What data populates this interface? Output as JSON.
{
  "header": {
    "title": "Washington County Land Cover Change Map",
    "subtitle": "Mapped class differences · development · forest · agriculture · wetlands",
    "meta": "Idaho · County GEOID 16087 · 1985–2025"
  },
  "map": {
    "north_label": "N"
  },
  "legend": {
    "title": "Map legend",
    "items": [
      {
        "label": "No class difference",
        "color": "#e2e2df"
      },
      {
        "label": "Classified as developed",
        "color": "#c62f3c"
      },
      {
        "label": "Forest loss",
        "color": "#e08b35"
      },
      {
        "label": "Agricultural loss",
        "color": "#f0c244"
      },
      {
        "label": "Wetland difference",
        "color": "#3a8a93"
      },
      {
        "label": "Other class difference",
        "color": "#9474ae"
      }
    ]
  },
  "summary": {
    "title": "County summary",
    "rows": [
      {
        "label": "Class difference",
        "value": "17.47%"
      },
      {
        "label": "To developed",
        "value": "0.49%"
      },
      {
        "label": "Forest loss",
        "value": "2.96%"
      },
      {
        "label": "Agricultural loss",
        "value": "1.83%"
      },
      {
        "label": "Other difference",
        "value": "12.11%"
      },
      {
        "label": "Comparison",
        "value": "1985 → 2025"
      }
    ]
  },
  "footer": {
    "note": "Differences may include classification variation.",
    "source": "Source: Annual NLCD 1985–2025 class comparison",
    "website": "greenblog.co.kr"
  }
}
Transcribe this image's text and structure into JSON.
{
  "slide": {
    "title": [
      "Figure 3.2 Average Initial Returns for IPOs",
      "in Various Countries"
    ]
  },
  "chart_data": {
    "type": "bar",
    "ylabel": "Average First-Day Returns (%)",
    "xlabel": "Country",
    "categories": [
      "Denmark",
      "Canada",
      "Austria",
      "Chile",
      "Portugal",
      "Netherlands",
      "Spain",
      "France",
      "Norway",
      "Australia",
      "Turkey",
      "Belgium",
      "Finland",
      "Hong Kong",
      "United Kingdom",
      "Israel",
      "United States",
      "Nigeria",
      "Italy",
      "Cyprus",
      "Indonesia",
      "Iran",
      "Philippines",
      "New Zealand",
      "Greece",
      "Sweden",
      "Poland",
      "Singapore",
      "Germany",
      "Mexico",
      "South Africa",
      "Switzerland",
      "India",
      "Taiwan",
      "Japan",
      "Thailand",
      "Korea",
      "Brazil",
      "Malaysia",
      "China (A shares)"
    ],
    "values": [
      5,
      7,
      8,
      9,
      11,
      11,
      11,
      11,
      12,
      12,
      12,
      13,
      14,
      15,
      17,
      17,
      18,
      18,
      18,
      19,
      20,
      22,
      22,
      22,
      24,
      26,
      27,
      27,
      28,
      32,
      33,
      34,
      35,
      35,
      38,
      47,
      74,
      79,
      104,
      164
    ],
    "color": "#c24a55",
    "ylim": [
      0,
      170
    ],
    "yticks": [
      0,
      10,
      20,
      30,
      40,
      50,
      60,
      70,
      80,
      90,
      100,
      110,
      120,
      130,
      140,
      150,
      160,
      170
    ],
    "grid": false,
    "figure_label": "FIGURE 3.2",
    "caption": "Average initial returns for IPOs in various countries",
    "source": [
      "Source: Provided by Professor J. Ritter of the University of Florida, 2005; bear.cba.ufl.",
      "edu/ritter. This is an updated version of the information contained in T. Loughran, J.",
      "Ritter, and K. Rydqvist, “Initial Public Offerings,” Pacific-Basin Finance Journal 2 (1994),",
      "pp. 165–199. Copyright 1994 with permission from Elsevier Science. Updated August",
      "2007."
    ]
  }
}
######
SHORT TASK: For the data above, state only how many lines include the word "Other".

FINAL ANSWER: 2